= GIVEN EXERCISE =
Below is a listing; write it out exactly and drop any images from it.

━━━━━ PROVIDED INFORMATION

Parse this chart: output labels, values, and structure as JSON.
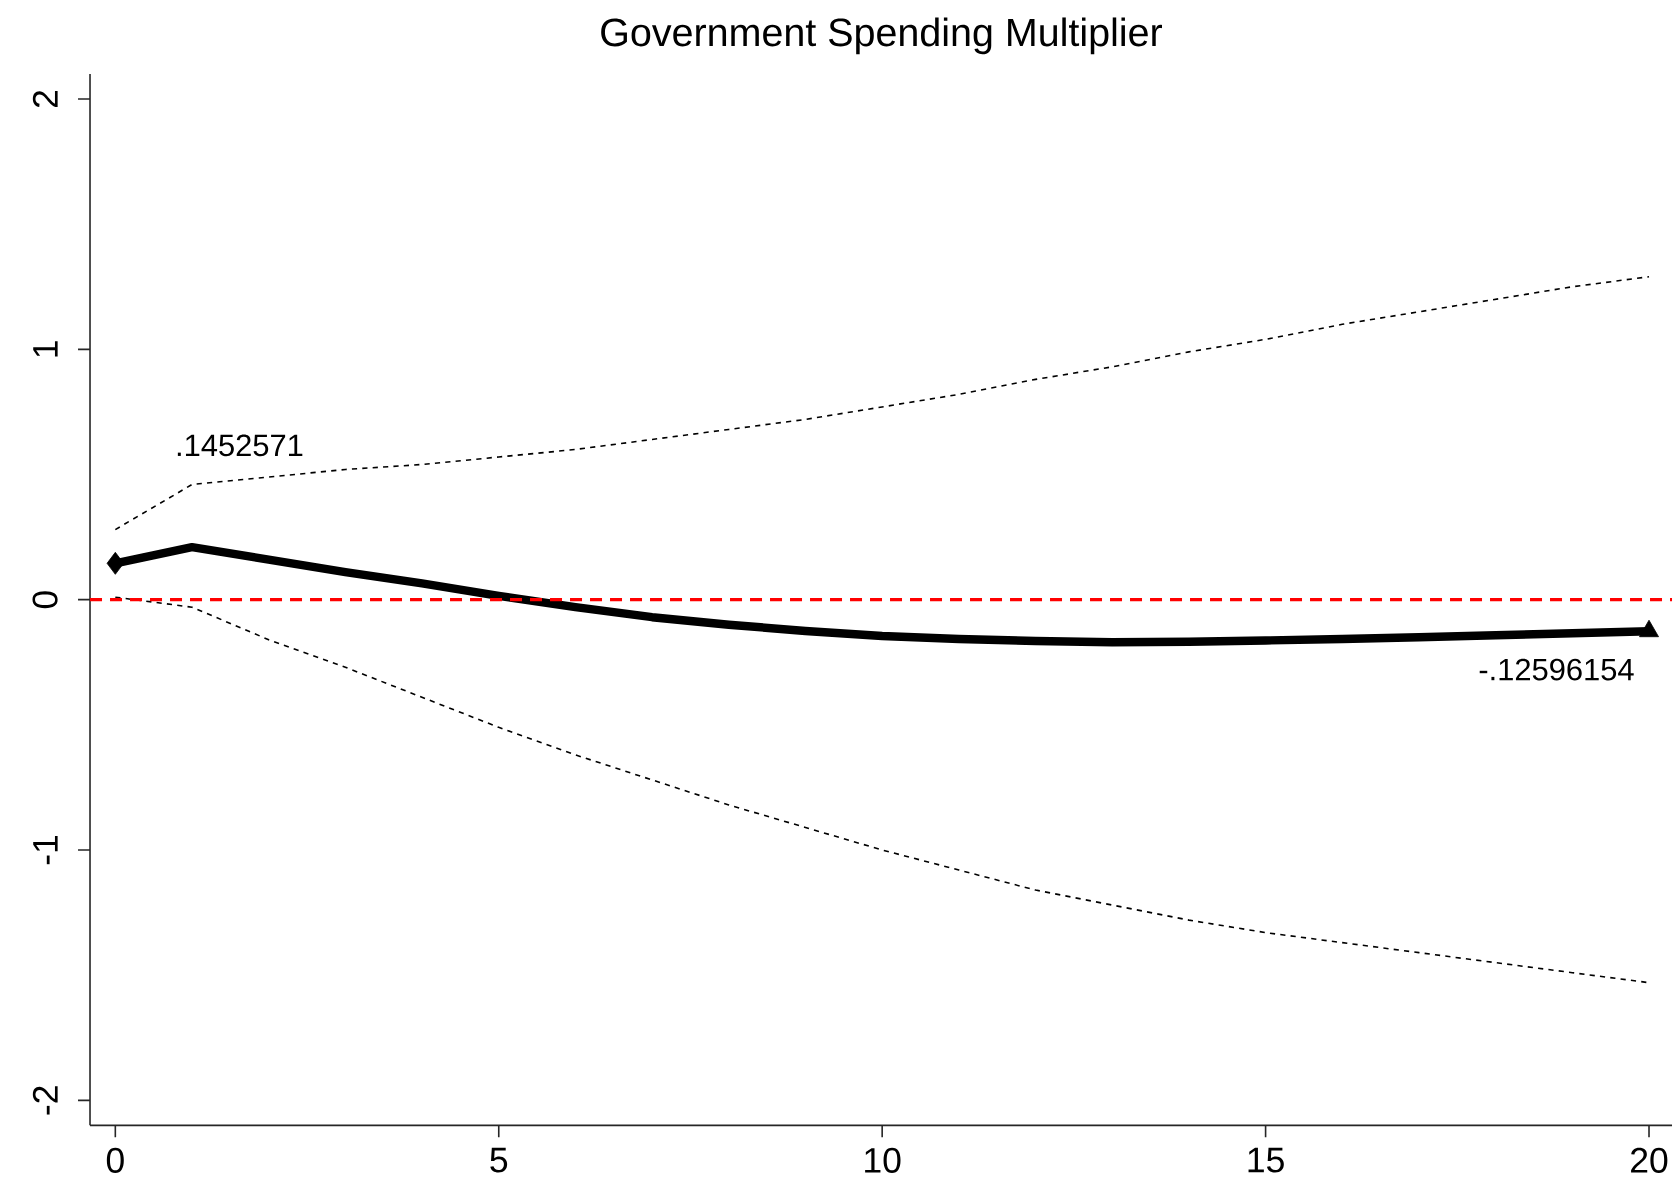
{
  "chart_data": {
    "type": "line",
    "title": "Government Spending Multiplier",
    "x": [
      0,
      1,
      2,
      3,
      4,
      5,
      6,
      7,
      8,
      9,
      10,
      11,
      12,
      13,
      14,
      15,
      16,
      17,
      18,
      19,
      20
    ],
    "series": [
      {
        "color": "#000000",
        "line_style": "dotted",
        "values": [
          0.28,
          0.46,
          0.49,
          0.52,
          0.54,
          0.57,
          0.6,
          0.64,
          0.68,
          0.72,
          0.77,
          0.82,
          0.88,
          0.93,
          0.99,
          1.04,
          1.1,
          1.15,
          1.2,
          1.25,
          1.29
        ]
      },
      {
        "color": "#000000",
        "line_style": "dotted",
        "values": [
          0.01,
          -0.03,
          -0.16,
          -0.27,
          -0.39,
          -0.51,
          -0.62,
          -0.72,
          -0.82,
          -0.91,
          -1.0,
          -1.08,
          -1.16,
          -1.22,
          -1.28,
          -1.33,
          -1.37,
          -1.41,
          -1.45,
          -1.49,
          -1.53
        ]
      },
      {
        "color": "#000000",
        "line_style": "solid",
        "values": [
          0.1452571,
          0.21,
          0.16,
          0.11,
          0.065,
          0.015,
          -0.03,
          -0.07,
          -0.1,
          -0.125,
          -0.145,
          -0.157,
          -0.165,
          -0.17,
          -0.168,
          -0.163,
          -0.157,
          -0.15,
          -0.142,
          -0.134,
          -0.12596154
        ]
      },
      {
        "type": "scatter",
        "color": "#000000",
        "marker": "diamond",
        "x": [
          0
        ],
        "values": [
          0.1452571
        ]
      },
      {
        "type": "scatter",
        "color": "#000000",
        "marker": "triangle",
        "x": [
          20
        ],
        "values": [
          -0.12596154
        ]
      }
    ],
    "ref_lines": [
      {
        "axis": "y",
        "value": 0,
        "color": "#ff0000",
        "line_style": "dashed"
      }
    ],
    "annotations": [
      ".1452571",
      {
        "text": "-.12596154",
        "x": 20,
        "y": -0.12596154
      }
    ],
    "xlim": [
      -0.33,
      20.3
    ],
    "ylim": [
      -2.1,
      2.1
    ],
    "xticks": [
      0,
      5,
      10,
      15,
      20
    ],
    "yticks": [
      -2,
      -1,
      0,
      1,
      2
    ]
  }
}
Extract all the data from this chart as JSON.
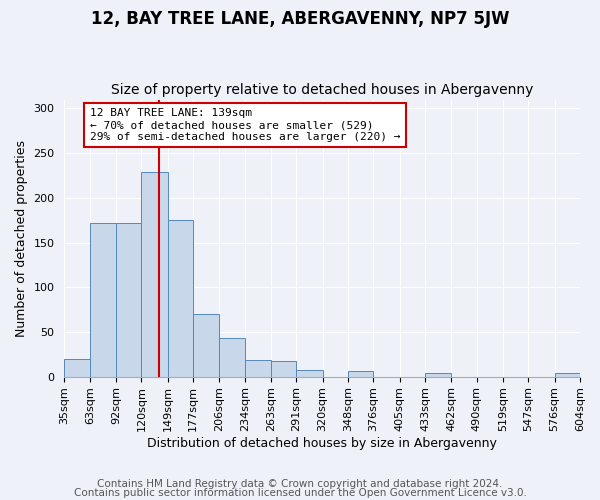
{
  "title": "12, BAY TREE LANE, ABERGAVENNY, NP7 5JW",
  "subtitle": "Size of property relative to detached houses in Abergavenny",
  "xlabel": "Distribution of detached houses by size in Abergavenny",
  "ylabel": "Number of detached properties",
  "footer_lines": [
    "Contains HM Land Registry data © Crown copyright and database right 2024.",
    "Contains public sector information licensed under the Open Government Licence v3.0."
  ],
  "bin_edges": [
    35,
    63,
    92,
    120,
    149,
    177,
    206,
    234,
    263,
    291,
    320,
    348,
    376,
    405,
    433,
    462,
    490,
    519,
    547,
    576,
    604
  ],
  "bin_counts": [
    20,
    172,
    172,
    229,
    175,
    70,
    43,
    19,
    18,
    8,
    0,
    6,
    0,
    0,
    4,
    0,
    0,
    0,
    0,
    4
  ],
  "bar_facecolor": "#c8d8ea",
  "bar_edgecolor": "#5588bb",
  "vline_x": 139,
  "vline_color": "#cc0000",
  "annotation_text": "12 BAY TREE LANE: 139sqm\n← 70% of detached houses are smaller (529)\n29% of semi-detached houses are larger (220) →",
  "annotation_box_edgecolor": "#cc0000",
  "annotation_box_facecolor": "#ffffff",
  "ylim": [
    0,
    310
  ],
  "xlim": [
    35,
    604
  ],
  "background_color": "#eef2f8",
  "grid_color": "#ffffff",
  "title_fontsize": 12,
  "subtitle_fontsize": 10,
  "axis_label_fontsize": 9,
  "tick_label_fontsize": 8,
  "footer_fontsize": 7.5
}
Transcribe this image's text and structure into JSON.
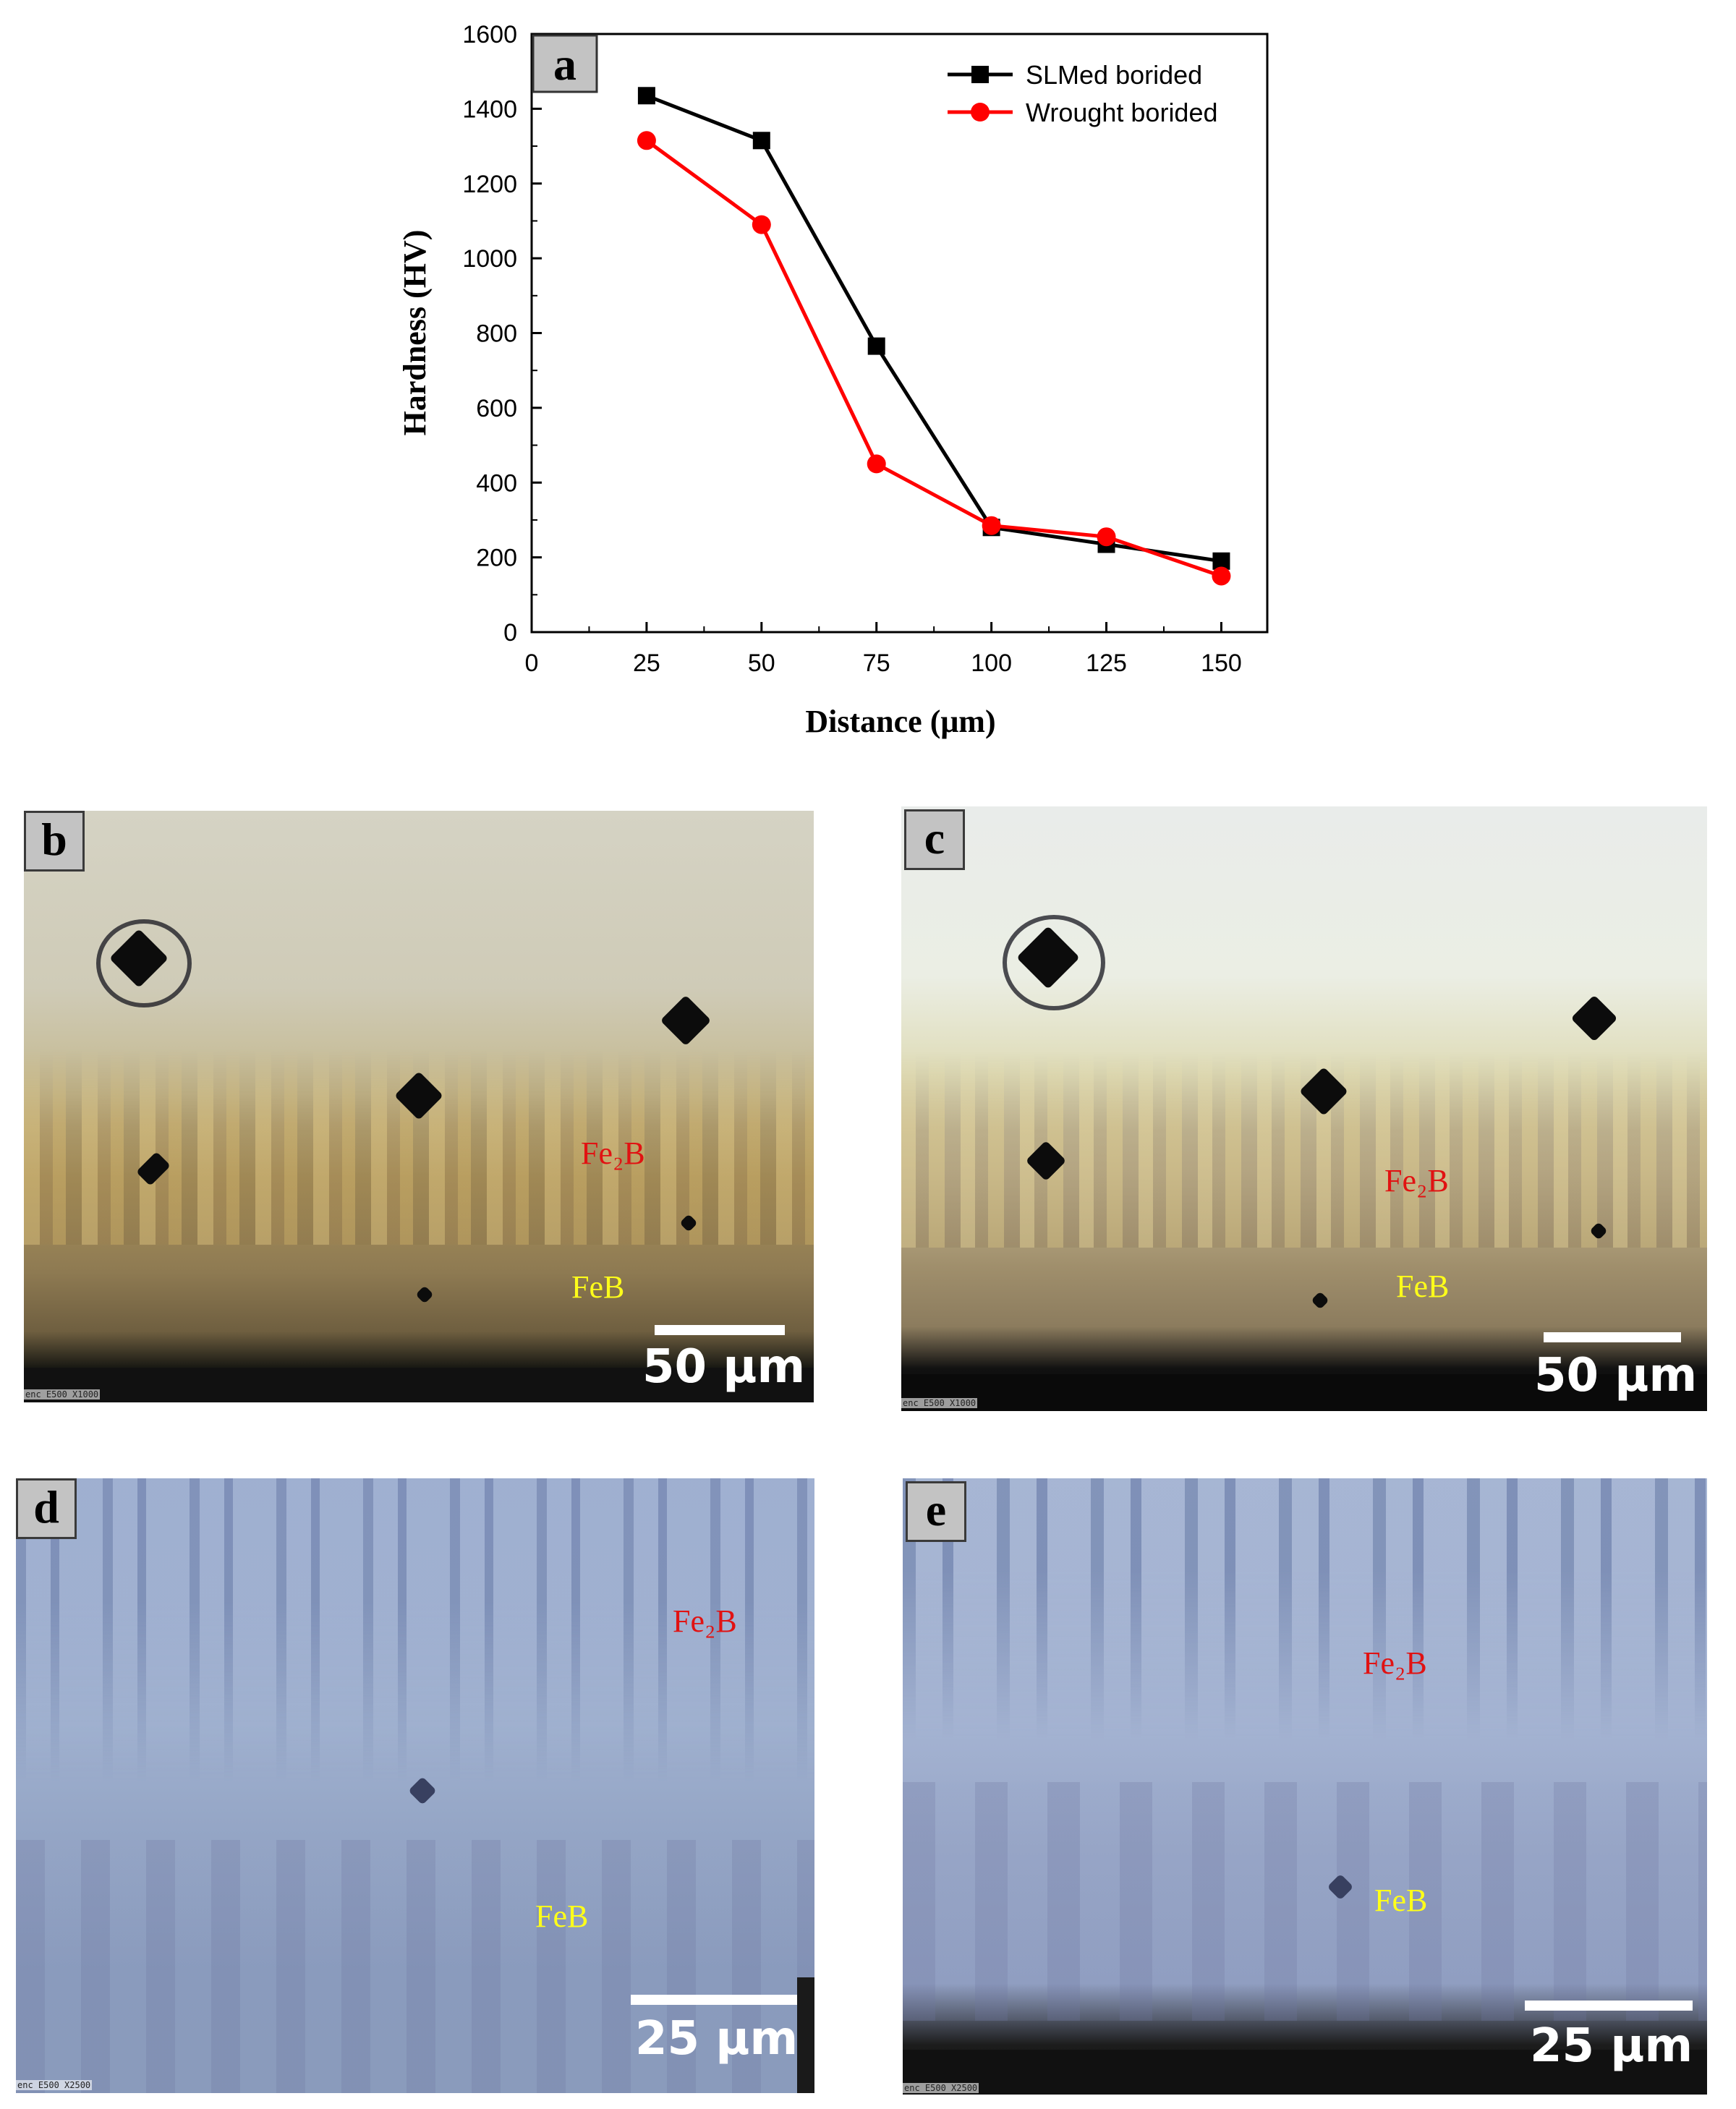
{
  "chart_data": {
    "type": "line",
    "panel_label": "a",
    "xlabel": "Distance (μm)",
    "ylabel": "Hardness (HV)",
    "xlim": [
      0,
      160
    ],
    "ylim": [
      0,
      1600
    ],
    "x_ticks": [
      0,
      25,
      50,
      75,
      100,
      125,
      150
    ],
    "y_ticks": [
      0,
      200,
      400,
      600,
      800,
      1000,
      1200,
      1400,
      1600
    ],
    "legend_position": "top-right",
    "series": [
      {
        "name": "SLMed borided",
        "color": "#000000",
        "marker": "square",
        "x": [
          25,
          50,
          75,
          100,
          125,
          150
        ],
        "y": [
          1435,
          1315,
          765,
          280,
          235,
          190
        ]
      },
      {
        "name": "Wrought borided",
        "color": "#ff0000",
        "marker": "circle",
        "x": [
          25,
          50,
          75,
          100,
          125,
          150
        ],
        "y": [
          1315,
          1090,
          450,
          285,
          255,
          150
        ]
      }
    ]
  },
  "micrographs": [
    {
      "label": "b",
      "phase_1": "Fe₂B",
      "phase_2": "FeB",
      "scale": "50 μm",
      "footer": "enc E500 X1000"
    },
    {
      "label": "c",
      "phase_1": "Fe₂B",
      "phase_2": "FeB",
      "scale": "50 μm",
      "footer": "enc E500 X1000"
    },
    {
      "label": "d",
      "phase_1": "Fe₂B",
      "phase_2": "FeB",
      "scale": "25 μm",
      "footer": "enc E500 X2500"
    },
    {
      "label": "e",
      "phase_1": "Fe₂B",
      "phase_2": "FeB",
      "scale": "25 μm",
      "footer": "enc E500 X2500"
    }
  ]
}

━━━━━━━━━━

= SOLUTION TO THIS TASK =
Parse this chart: output labels, values, and structure as JSON.
{
  "chart_data": {
    "type": "line",
    "title": "Government Spending Multiplier",
    "x": [
      0,
      1,
      2,
      3,
      4,
      5,
      6,
      7,
      8,
      9,
      10,
      11,
      12,
      13,
      14,
      15,
      16,
      17,
      18,
      19,
      20
    ],
    "series": [
      {
        "color": "#000000",
        "line_style": "dotted",
        "values": [
          0.28,
          0.46,
          0.49,
          0.52,
          0.54,
          0.57,
          0.6,
          0.64,
          0.68,
          0.72,
          0.77,
          0.82,
          0.88,
          0.93,
          0.99,
          1.04,
          1.1,
          1.15,
          1.2,
          1.25,
          1.29
        ]
      },
      {
        "color": "#000000",
        "line_style": "dotted",
        "values": [
          0.01,
          -0.03,
          -0.16,
          -0.27,
          -0.39,
          -0.51,
          -0.62,
          -0.72,
          -0.82,
          -0.91,
          -1.0,
          -1.08,
          -1.16,
          -1.22,
          -1.28,
          -1.33,
          -1.37,
          -1.41,
          -1.45,
          -1.49,
          -1.53
        ]
      },
      {
        "color": "#000000",
        "line_style": "solid",
        "values": [
          0.1452571,
          0.21,
          0.16,
          0.11,
          0.065,
          0.015,
          -0.03,
          -0.07,
          -0.1,
          -0.125,
          -0.145,
          -0.157,
          -0.165,
          -0.17,
          -0.168,
          -0.163,
          -0.157,
          -0.15,
          -0.142,
          -0.134,
          -0.12596154
        ]
      },
      {
        "type": "scatter",
        "color": "#000000",
        "marker": "diamond",
        "x": [
          0
        ],
        "values": [
          0.1452571
        ]
      },
      {
        "type": "scatter",
        "color": "#000000",
        "marker": "triangle",
        "x": [
          20
        ],
        "values": [
          -0.12596154
        ]
      }
    ],
    "ref_lines": [
      {
        "axis": "y",
        "value": 0,
        "color": "#ff0000",
        "line_style": "dashed"
      }
    ],
    "annotations": [
      ".1452571",
      {
        "text": "-.12596154",
        "x": 20,
        "y": -0.12596154
      }
    ],
    "xlim": [
      -0.33,
      20.3
    ],
    "ylim": [
      -2.1,
      2.1
    ],
    "xticks": [
      0,
      5,
      10,
      15,
      20
    ],
    "yticks": [
      -2,
      -1,
      0,
      1,
      2
    ]
  }
}
Extract all the data from this chart as JSON.
{
  "title": "12, BAY TREE LANE, ABERGAVENNY, NP7 5JW",
  "subtitle": "Size of property relative to detached houses in Abergavenny",
  "xlabel": "Distribution of detached houses by size in Abergavenny",
  "ylabel": "Number of detached properties",
  "footer_lines": [
    "Contains HM Land Registry data © Crown copyright and database right 2024.",
    "Contains public sector information licensed under the Open Government Licence v3.0."
  ],
  "bin_edges": [
    35,
    63,
    92,
    120,
    149,
    177,
    206,
    234,
    263,
    291,
    320,
    348,
    376,
    405,
    433,
    462,
    490,
    519,
    547,
    576,
    604
  ],
  "bin_counts": [
    20,
    172,
    172,
    229,
    175,
    70,
    43,
    19,
    18,
    8,
    0,
    6,
    0,
    0,
    4,
    0,
    0,
    0,
    0,
    4
  ],
  "bar_facecolor": "#c8d8ea",
  "bar_edgecolor": "#5588bb",
  "vline_x": 139,
  "vline_color": "#cc0000",
  "annotation_text": "12 BAY TREE LANE: 139sqm\n← 70% of detached houses are smaller (529)\n29% of semi-detached houses are larger (220) →",
  "annotation_box_edgecolor": "#cc0000",
  "annotation_box_facecolor": "#ffffff",
  "ylim": [
    0,
    310
  ],
  "xlim": [
    35,
    604
  ],
  "background_color": "#eef2f8",
  "grid_color": "#ffffff",
  "title_fontsize": 12,
  "subtitle_fontsize": 10,
  "axis_label_fontsize": 9,
  "tick_label_fontsize": 8,
  "footer_fontsize": 7.5
}
Transcribe this image's text and structure into JSON.
{
  "chart_data": {
    "type": "line",
    "panel_label": "a",
    "xlabel": "Distance (μm)",
    "ylabel": "Hardness (HV)",
    "xlim": [
      0,
      160
    ],
    "ylim": [
      0,
      1600
    ],
    "x_ticks": [
      0,
      25,
      50,
      75,
      100,
      125,
      150
    ],
    "y_ticks": [
      0,
      200,
      400,
      600,
      800,
      1000,
      1200,
      1400,
      1600
    ],
    "legend_position": "top-right",
    "series": [
      {
        "name": "SLMed borided",
        "color": "#000000",
        "marker": "square",
        "x": [
          25,
          50,
          75,
          100,
          125,
          150
        ],
        "y": [
          1435,
          1315,
          765,
          280,
          235,
          190
        ]
      },
      {
        "name": "Wrought borided",
        "color": "#ff0000",
        "marker": "circle",
        "x": [
          25,
          50,
          75,
          100,
          125,
          150
        ],
        "y": [
          1315,
          1090,
          450,
          285,
          255,
          150
        ]
      }
    ]
  },
  "micrographs": [
    {
      "label": "b",
      "phase_1": "Fe₂B",
      "phase_2": "FeB",
      "scale": "50 μm",
      "footer": "enc E500 X1000"
    },
    {
      "label": "c",
      "phase_1": "Fe₂B",
      "phase_2": "FeB",
      "scale": "50 μm",
      "footer": "enc E500 X1000"
    },
    {
      "label": "d",
      "phase_1": "Fe₂B",
      "phase_2": "FeB",
      "scale": "25 μm",
      "footer": "enc E500 X2500"
    },
    {
      "label": "e",
      "phase_1": "Fe₂B",
      "phase_2": "FeB",
      "scale": "25 μm",
      "footer": "enc E500 X2500"
    }
  ]
}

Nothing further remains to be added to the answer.